-- Records for processing start --

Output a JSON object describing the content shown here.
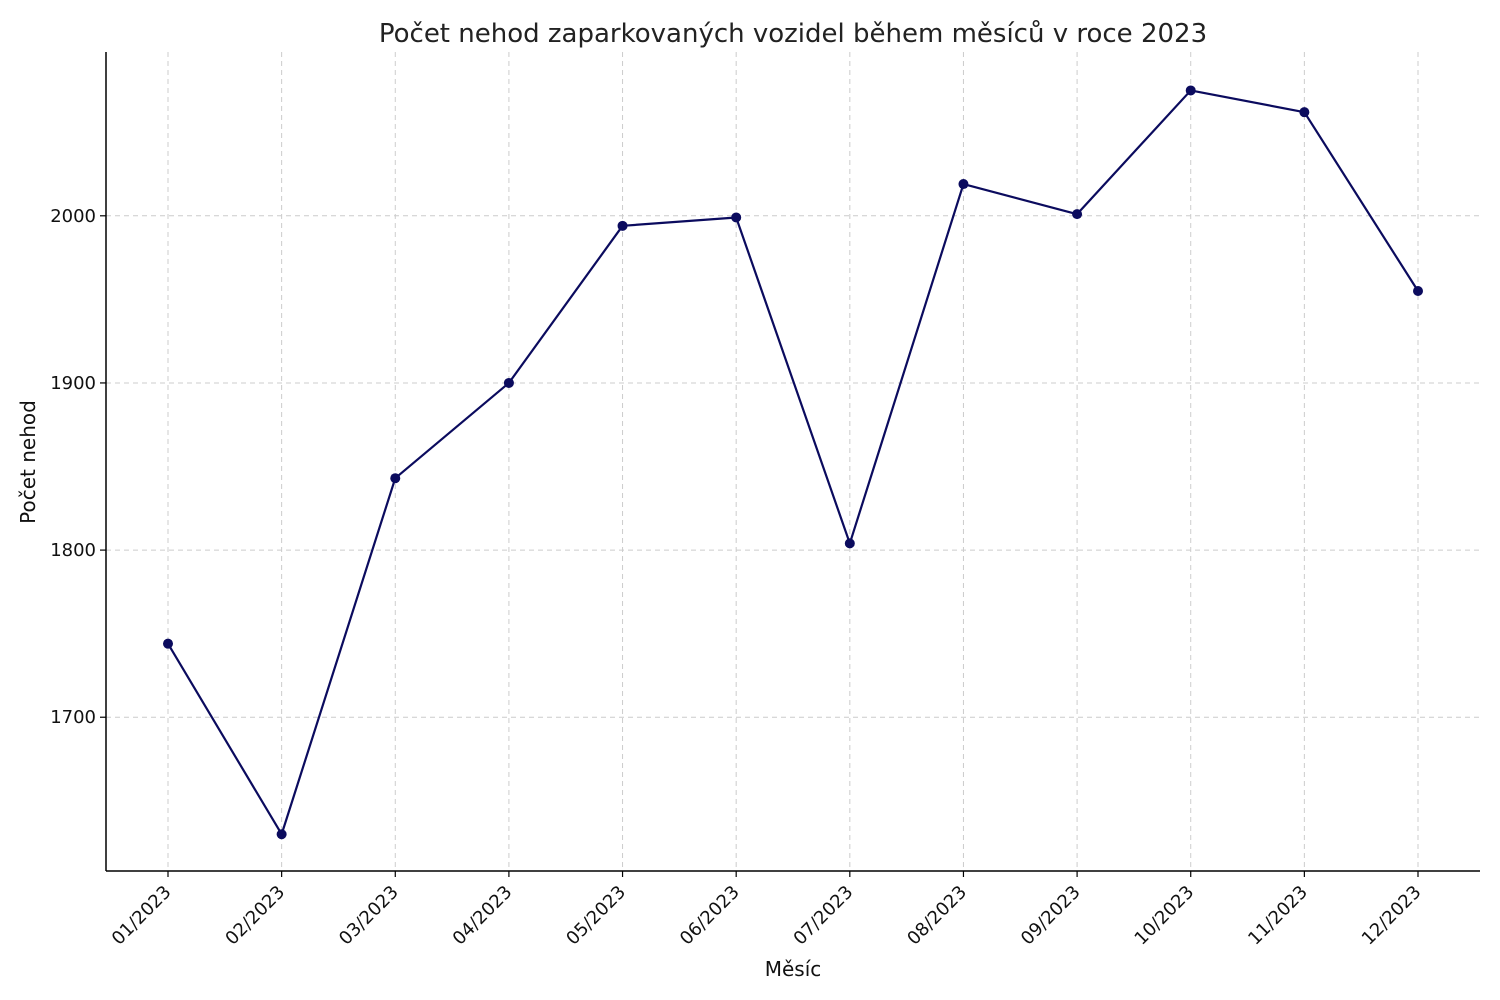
{
  "chart_data": {
    "type": "line",
    "title": "Počet nehod zaparkovaných vozidel během měsíců v roce 2023",
    "xlabel": "Měsíc",
    "ylabel": "Počet nehod",
    "categories": [
      "01/2023",
      "02/2023",
      "03/2023",
      "04/2023",
      "05/2023",
      "06/2023",
      "07/2023",
      "08/2023",
      "09/2023",
      "10/2023",
      "11/2023",
      "12/2023"
    ],
    "series": [
      {
        "values": [
          1744,
          1630,
          1843,
          1900,
          1994,
          1999,
          1804,
          2019,
          2001,
          2075,
          2062,
          1955
        ],
        "color": "#0b0b5e"
      }
    ],
    "yticks": [
      1700,
      1800,
      1900,
      2000
    ],
    "ylim": [
      1608,
      2098
    ],
    "grid": true,
    "legend": "none"
  }
}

-- Records for processing end --

### Your instructions
Show every line of the records above that contains the word "Počet".

### Full output
    "title": "Počet nehod zaparkovaných vozidel během měsíců v roce 2023",
    "ylabel": "Počet nehod",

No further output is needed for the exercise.